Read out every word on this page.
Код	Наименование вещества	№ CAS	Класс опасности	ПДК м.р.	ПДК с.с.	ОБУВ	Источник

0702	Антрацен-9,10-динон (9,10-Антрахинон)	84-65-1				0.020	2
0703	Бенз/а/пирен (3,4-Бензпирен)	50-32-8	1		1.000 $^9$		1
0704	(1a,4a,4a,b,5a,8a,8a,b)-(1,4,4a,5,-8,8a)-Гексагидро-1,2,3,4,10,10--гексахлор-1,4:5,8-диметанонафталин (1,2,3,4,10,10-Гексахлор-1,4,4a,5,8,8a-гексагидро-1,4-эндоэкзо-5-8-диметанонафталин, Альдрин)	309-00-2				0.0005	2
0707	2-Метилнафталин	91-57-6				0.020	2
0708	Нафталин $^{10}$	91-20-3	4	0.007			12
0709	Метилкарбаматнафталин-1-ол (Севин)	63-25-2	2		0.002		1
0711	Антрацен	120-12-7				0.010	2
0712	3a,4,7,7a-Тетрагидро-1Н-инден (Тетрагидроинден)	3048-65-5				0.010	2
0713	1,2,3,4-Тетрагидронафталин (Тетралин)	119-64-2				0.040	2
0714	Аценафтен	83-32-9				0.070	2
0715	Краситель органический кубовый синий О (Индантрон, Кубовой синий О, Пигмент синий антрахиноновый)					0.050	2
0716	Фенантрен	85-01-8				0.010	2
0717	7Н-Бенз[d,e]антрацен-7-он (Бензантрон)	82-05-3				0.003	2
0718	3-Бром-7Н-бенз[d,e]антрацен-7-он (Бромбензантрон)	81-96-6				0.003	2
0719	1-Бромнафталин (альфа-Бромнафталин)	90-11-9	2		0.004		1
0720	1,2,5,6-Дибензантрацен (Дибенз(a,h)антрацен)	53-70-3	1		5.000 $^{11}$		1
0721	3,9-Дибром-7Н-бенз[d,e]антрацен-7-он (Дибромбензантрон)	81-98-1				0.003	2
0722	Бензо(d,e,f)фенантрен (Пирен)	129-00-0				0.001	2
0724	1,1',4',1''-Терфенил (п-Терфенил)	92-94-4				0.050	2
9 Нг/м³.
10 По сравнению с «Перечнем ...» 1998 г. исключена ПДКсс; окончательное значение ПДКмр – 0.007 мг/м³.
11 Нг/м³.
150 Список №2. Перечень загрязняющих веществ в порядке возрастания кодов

┄┄┄┄┄┄┄┄┄┄

The entries above must be returned exactly.

Read out every word on this page.
Код	Наименование вещества	№ CAS	Класс опасности	ПДК м.р.	ПДК с.с.	ОБУВ	Источник

0702	Антрацен-9,10-динон (9,10-Антрахинон)	84-65-1				0.020	2
0703	Бенз/а/пирен (3,4-Бензпирен)	50-32-8	1		1.000 $^9$		1
0704	(1a,4a,4a,b,5a,8a,8a,b)-(1,4,4a,5,-8,8a)-Гексагидро-1,2,3,4,10,10--гексахлор-1,4:5,8-диметанонафталин (1,2,3,4,10,10-Гексахлор-1,4,4a,5,8,8a-гексагидро-1,4-эндоэкзо-5-8-диметанонафталин, Альдрин)	309-00-2				0.0005	2
0707	2-Метилнафталин	91-57-6				0.020	2
0708	Нафталин $^{10}$	91-20-3	4	0.007			12
0709	Метилкарбаматнафталин-1-ол (Севин)	63-25-2	2		0.002		1
0711	Антрацен	120-12-7				0.010	2
0712	3a,4,7,7a-Тетрагидро-1Н-инден (Тетрагидроинден)	3048-65-5				0.010	2
0713	1,2,3,4-Тетрагидронафталин (Тетралин)	119-64-2				0.040	2
0714	Аценафтен	83-32-9				0.070	2
0715	Краситель органический кубовый синий О (Индантрон, Кубовой синий О, Пигмент синий антрахиноновый)					0.050	2
0716	Фенантрен	85-01-8				0.010	2
0717	7Н-Бенз[d,e]антрацен-7-он (Бензантрон)	82-05-3				0.003	2
0718	3-Бром-7Н-бенз[d,e]антрацен-7-он (Бромбензантрон)	81-96-6				0.003	2
0719	1-Бромнафталин (альфа-Бромнафталин)	90-11-9	2		0.004		1
0720	1,2,5,6-Дибензантрацен (Дибенз(a,h)антрацен)	53-70-3	1		5.000 $^{11}$		1
0721	3,9-Дибром-7Н-бенз[d,e]антрацен-7-он (Дибромбензантрон)	81-98-1				0.003	2
0722	Бензо(d,e,f)фенантрен (Пирен)	129-00-0				0.001	2
0724	1,1',4',1''-Терфенил (п-Терфенил)	92-94-4				0.050	2
9 Нг/м³.
10 По сравнению с «Перечнем ...» 1998 г. исключена ПДКсс; окончательное значение ПДКмр – 0.007 мг/м³.
11 Нг/м³.
150 Список №2. Перечень загрязняющих веществ в порядке возрастания кодов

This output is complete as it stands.